__REQUIREMENTS__. Print each of the entries exactly, leaving nothing out.

__PROVIDED ENTRIES__.
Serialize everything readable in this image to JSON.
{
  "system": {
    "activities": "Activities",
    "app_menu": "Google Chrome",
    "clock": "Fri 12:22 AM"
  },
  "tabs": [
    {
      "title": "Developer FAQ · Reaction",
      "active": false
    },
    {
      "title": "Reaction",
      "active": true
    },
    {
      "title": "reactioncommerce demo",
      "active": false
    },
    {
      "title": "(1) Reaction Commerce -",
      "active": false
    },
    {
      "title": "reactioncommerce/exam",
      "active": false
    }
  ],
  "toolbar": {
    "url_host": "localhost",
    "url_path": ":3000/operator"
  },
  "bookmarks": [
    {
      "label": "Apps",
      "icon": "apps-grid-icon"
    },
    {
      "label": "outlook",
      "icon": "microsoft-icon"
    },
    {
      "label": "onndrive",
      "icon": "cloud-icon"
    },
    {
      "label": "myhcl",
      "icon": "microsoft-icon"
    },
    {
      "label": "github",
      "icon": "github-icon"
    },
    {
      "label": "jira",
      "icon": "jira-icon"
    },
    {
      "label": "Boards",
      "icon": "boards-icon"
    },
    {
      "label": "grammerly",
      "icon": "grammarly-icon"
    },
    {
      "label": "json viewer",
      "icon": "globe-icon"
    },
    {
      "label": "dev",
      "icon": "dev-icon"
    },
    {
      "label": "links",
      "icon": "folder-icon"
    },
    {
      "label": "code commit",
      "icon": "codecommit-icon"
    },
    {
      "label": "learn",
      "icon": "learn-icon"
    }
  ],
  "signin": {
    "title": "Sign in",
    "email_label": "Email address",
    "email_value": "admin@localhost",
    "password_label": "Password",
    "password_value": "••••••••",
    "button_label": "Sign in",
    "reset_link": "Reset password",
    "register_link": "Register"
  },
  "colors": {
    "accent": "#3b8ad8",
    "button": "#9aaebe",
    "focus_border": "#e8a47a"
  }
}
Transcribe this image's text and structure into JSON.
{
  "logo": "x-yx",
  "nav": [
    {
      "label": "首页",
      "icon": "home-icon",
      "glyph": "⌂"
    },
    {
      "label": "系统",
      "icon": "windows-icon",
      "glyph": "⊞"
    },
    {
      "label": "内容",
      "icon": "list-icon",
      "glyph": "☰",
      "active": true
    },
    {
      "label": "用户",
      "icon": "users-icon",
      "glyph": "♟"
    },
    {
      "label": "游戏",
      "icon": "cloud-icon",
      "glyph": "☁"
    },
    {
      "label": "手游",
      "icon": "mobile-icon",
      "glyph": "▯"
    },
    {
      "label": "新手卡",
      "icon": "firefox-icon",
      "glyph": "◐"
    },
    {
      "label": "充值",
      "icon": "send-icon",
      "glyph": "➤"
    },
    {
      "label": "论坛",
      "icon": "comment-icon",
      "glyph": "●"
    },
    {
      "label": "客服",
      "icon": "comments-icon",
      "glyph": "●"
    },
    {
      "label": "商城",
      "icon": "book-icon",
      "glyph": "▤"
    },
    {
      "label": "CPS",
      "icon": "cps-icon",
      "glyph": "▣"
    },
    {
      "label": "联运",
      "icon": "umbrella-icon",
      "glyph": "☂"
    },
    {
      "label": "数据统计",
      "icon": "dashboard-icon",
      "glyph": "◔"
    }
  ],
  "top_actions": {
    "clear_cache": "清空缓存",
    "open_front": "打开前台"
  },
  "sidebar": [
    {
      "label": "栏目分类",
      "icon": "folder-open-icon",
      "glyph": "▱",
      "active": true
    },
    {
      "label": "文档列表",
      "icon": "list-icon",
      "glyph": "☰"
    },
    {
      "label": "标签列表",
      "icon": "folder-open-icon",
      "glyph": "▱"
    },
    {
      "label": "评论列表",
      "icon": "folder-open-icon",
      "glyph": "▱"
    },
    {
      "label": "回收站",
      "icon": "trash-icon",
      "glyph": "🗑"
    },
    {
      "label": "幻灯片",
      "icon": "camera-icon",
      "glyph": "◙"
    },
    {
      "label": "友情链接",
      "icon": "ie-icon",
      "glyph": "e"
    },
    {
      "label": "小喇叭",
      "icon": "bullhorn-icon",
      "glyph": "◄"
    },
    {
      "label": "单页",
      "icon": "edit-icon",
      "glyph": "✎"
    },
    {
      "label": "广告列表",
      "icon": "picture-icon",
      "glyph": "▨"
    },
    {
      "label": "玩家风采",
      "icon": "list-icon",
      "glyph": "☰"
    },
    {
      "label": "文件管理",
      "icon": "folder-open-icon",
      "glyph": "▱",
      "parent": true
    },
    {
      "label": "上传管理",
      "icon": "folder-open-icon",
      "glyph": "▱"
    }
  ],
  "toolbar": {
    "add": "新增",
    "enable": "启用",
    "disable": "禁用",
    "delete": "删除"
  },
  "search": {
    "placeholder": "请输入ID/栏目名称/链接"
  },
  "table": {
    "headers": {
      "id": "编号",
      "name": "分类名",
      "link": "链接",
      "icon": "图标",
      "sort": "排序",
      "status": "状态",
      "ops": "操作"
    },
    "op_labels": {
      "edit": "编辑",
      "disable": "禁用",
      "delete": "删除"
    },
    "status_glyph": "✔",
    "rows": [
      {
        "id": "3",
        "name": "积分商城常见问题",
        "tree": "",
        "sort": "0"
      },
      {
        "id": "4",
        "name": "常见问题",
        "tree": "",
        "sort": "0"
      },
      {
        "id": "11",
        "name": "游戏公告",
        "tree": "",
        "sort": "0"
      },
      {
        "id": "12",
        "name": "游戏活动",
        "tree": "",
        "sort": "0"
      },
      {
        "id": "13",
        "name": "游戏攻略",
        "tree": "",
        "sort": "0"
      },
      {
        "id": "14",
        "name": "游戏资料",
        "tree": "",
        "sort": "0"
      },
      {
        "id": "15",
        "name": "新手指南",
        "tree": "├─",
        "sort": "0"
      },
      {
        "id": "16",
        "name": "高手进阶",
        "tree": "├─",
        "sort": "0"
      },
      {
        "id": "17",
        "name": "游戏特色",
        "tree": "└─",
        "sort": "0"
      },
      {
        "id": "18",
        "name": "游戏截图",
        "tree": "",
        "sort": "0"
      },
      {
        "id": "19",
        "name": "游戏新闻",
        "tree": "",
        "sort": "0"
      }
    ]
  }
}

__RESULT FOR THIS EXERCISE__.
Serialize everything readable in this image to JSON.
{
  "system": {
    "activities": "Activities",
    "app_menu": "Google Chrome",
    "clock": "Fri 12:22 AM"
  },
  "tabs": [
    {
      "title": "Developer FAQ · Reaction",
      "active": false
    },
    {
      "title": "Reaction",
      "active": true
    },
    {
      "title": "reactioncommerce demo",
      "active": false
    },
    {
      "title": "(1) Reaction Commerce -",
      "active": false
    },
    {
      "title": "reactioncommerce/exam",
      "active": false
    }
  ],
  "toolbar": {
    "url_host": "localhost",
    "url_path": ":3000/operator"
  },
  "bookmarks": [
    {
      "label": "Apps",
      "icon": "apps-grid-icon"
    },
    {
      "label": "outlook",
      "icon": "microsoft-icon"
    },
    {
      "label": "onndrive",
      "icon": "cloud-icon"
    },
    {
      "label": "myhcl",
      "icon": "microsoft-icon"
    },
    {
      "label": "github",
      "icon": "github-icon"
    },
    {
      "label": "jira",
      "icon": "jira-icon"
    },
    {
      "label": "Boards",
      "icon": "boards-icon"
    },
    {
      "label": "grammerly",
      "icon": "grammarly-icon"
    },
    {
      "label": "json viewer",
      "icon": "globe-icon"
    },
    {
      "label": "dev",
      "icon": "dev-icon"
    },
    {
      "label": "links",
      "icon": "folder-icon"
    },
    {
      "label": "code commit",
      "icon": "codecommit-icon"
    },
    {
      "label": "learn",
      "icon": "learn-icon"
    }
  ],
  "signin": {
    "title": "Sign in",
    "email_label": "Email address",
    "email_value": "admin@localhost",
    "password_label": "Password",
    "password_value": "••••••••",
    "button_label": "Sign in",
    "reset_link": "Reset password",
    "register_link": "Register"
  },
  "colors": {
    "accent": "#3b8ad8",
    "button": "#9aaebe",
    "focus_border": "#e8a47a"
  }
}
Transcribe this image's text and structure into JSON.
{
  "logo": "x-yx",
  "nav": [
    {
      "label": "首页",
      "icon": "home-icon",
      "glyph": "⌂"
    },
    {
      "label": "系统",
      "icon": "windows-icon",
      "glyph": "⊞"
    },
    {
      "label": "内容",
      "icon": "list-icon",
      "glyph": "☰",
      "active": true
    },
    {
      "label": "用户",
      "icon": "users-icon",
      "glyph": "♟"
    },
    {
      "label": "游戏",
      "icon": "cloud-icon",
      "glyph": "☁"
    },
    {
      "label": "手游",
      "icon": "mobile-icon",
      "glyph": "▯"
    },
    {
      "label": "新手卡",
      "icon": "firefox-icon",
      "glyph": "◐"
    },
    {
      "label": "充值",
      "icon": "send-icon",
      "glyph": "➤"
    },
    {
      "label": "论坛",
      "icon": "comment-icon",
      "glyph": "●"
    },
    {
      "label": "客服",
      "icon": "comments-icon",
      "glyph": "●"
    },
    {
      "label": "商城",
      "icon": "book-icon",
      "glyph": "▤"
    },
    {
      "label": "CPS",
      "icon": "cps-icon",
      "glyph": "▣"
    },
    {
      "label": "联运",
      "icon": "umbrella-icon",
      "glyph": "☂"
    },
    {
      "label": "数据统计",
      "icon": "dashboard-icon",
      "glyph": "◔"
    }
  ],
  "top_actions": {
    "clear_cache": "清空缓存",
    "open_front": "打开前台"
  },
  "sidebar": [
    {
      "label": "栏目分类",
      "icon": "folder-open-icon",
      "glyph": "▱",
      "active": true
    },
    {
      "label": "文档列表",
      "icon": "list-icon",
      "glyph": "☰"
    },
    {
      "label": "标签列表",
      "icon": "folder-open-icon",
      "glyph": "▱"
    },
    {
      "label": "评论列表",
      "icon": "folder-open-icon",
      "glyph": "▱"
    },
    {
      "label": "回收站",
      "icon": "trash-icon",
      "glyph": "🗑"
    },
    {
      "label": "幻灯片",
      "icon": "camera-icon",
      "glyph": "◙"
    },
    {
      "label": "友情链接",
      "icon": "ie-icon",
      "glyph": "e"
    },
    {
      "label": "小喇叭",
      "icon": "bullhorn-icon",
      "glyph": "◄"
    },
    {
      "label": "单页",
      "icon": "edit-icon",
      "glyph": "✎"
    },
    {
      "label": "广告列表",
      "icon": "picture-icon",
      "glyph": "▨"
    },
    {
      "label": "玩家风采",
      "icon": "list-icon",
      "glyph": "☰"
    },
    {
      "label": "文件管理",
      "icon": "folder-open-icon",
      "glyph": "▱",
      "parent": true
    },
    {
      "label": "上传管理",
      "icon": "folder-open-icon",
      "glyph": "▱"
    }
  ],
  "toolbar": {
    "add": "新增",
    "enable": "启用",
    "disable": "禁用",
    "delete": "删除"
  },
  "search": {
    "placeholder": "请输入ID/栏目名称/链接"
  },
  "table": {
    "headers": {
      "id": "编号",
      "name": "分类名",
      "link": "链接",
      "icon": "图标",
      "sort": "排序",
      "status": "状态",
      "ops": "操作"
    },
    "op_labels": {
      "edit": "编辑",
      "disable": "禁用",
      "delete": "删除"
    },
    "status_glyph": "✔",
    "rows": [
      {
        "id": "3",
        "name": "积分商城常见问题",
        "tree": "",
        "sort": "0"
      },
      {
        "id": "4",
        "name": "常见问题",
        "tree": "",
        "sort": "0"
      },
      {
        "id": "11",
        "name": "游戏公告",
        "tree": "",
        "sort": "0"
      },
      {
        "id": "12",
        "name": "游戏活动",
        "tree": "",
        "sort": "0"
      },
      {
        "id": "13",
        "name": "游戏攻略",
        "tree": "",
        "sort": "0"
      },
      {
        "id": "14",
        "name": "游戏资料",
        "tree": "",
        "sort": "0"
      },
      {
        "id": "15",
        "name": "新手指南",
        "tree": "├─",
        "sort": "0"
      },
      {
        "id": "16",
        "name": "高手进阶",
        "tree": "├─",
        "sort": "0"
      },
      {
        "id": "17",
        "name": "游戏特色",
        "tree": "└─",
        "sort": "0"
      },
      {
        "id": "18",
        "name": "游戏截图",
        "tree": "",
        "sort": "0"
      },
      {
        "id": "19",
        "name": "游戏新闻",
        "tree": "",
        "sort": "0"
      }
    ]
  }
}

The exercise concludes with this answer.